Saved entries
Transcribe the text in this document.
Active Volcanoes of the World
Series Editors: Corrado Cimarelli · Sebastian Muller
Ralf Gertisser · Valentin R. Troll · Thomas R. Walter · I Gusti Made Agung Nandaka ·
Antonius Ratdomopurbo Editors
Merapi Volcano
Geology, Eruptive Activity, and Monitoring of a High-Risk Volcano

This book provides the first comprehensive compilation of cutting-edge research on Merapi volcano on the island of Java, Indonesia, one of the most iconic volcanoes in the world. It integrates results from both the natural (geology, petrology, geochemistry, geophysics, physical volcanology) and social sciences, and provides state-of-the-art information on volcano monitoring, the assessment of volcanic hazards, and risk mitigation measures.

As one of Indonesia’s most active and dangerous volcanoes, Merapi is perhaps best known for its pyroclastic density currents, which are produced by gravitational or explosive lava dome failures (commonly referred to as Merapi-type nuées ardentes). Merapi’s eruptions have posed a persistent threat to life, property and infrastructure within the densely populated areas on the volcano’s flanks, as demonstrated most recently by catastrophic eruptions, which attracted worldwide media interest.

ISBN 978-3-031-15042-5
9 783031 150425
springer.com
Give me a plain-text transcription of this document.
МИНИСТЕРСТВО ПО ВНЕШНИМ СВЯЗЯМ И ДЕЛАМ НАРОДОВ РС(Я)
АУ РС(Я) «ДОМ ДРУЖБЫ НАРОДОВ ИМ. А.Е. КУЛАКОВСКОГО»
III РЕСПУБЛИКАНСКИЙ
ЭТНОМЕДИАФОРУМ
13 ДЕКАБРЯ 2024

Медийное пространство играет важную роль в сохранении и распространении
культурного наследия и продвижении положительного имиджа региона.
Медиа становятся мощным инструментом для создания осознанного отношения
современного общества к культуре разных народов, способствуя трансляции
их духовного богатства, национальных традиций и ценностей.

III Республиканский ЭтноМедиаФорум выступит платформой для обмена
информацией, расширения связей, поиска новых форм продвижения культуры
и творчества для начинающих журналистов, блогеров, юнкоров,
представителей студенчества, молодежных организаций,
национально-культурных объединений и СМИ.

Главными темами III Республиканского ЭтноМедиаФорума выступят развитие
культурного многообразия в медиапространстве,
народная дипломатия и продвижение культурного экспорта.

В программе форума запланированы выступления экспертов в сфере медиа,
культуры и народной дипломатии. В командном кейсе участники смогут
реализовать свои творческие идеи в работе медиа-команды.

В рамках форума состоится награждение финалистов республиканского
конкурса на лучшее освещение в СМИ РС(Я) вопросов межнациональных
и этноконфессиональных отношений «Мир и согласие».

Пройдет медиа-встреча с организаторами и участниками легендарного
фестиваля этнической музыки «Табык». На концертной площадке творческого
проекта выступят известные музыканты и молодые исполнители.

- _Required task_
Return each line of the data that contains the string "document".

- _The solution_
Transcribe the text in this document.
Give me a plain-text transcription of this document.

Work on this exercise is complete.